Exercise: Find each line with "Frequency" and copy it.

START Material supplied

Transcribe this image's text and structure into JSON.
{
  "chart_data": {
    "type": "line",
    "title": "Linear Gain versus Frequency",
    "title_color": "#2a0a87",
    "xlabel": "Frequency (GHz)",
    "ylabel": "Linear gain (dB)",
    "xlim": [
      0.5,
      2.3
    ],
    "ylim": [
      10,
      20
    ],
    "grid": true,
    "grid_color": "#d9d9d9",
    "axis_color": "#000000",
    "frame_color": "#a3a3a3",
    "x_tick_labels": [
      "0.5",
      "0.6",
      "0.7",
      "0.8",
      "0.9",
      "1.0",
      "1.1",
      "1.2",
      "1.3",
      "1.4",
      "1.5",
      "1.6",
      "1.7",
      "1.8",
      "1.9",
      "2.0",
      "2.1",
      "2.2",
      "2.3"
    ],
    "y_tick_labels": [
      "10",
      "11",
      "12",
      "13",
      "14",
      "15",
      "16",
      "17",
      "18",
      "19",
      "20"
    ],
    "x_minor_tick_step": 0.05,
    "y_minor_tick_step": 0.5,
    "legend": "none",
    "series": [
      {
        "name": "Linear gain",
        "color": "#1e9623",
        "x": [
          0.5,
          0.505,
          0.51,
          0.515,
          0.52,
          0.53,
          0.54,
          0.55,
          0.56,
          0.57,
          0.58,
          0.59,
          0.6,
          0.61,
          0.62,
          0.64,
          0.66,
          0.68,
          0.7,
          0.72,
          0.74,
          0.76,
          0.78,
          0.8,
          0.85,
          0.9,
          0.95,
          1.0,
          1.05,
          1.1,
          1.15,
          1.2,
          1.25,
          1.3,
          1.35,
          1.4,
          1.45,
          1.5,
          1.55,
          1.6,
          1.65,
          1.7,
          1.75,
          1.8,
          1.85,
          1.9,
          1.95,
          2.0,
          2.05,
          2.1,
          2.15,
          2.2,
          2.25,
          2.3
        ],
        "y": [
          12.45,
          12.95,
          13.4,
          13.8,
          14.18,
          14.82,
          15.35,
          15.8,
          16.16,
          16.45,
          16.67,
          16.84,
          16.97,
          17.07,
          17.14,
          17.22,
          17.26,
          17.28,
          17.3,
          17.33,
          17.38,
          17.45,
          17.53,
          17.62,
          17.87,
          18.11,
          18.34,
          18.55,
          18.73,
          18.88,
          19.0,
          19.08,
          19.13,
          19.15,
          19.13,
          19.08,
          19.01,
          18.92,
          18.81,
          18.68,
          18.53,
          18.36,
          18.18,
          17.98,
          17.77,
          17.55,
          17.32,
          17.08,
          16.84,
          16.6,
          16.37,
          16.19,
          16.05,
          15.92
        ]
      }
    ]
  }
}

END Material supplied

Task result:
    "title": "Linear Gain versus Frequency",
    "xlabel": "Frequency (GHz)",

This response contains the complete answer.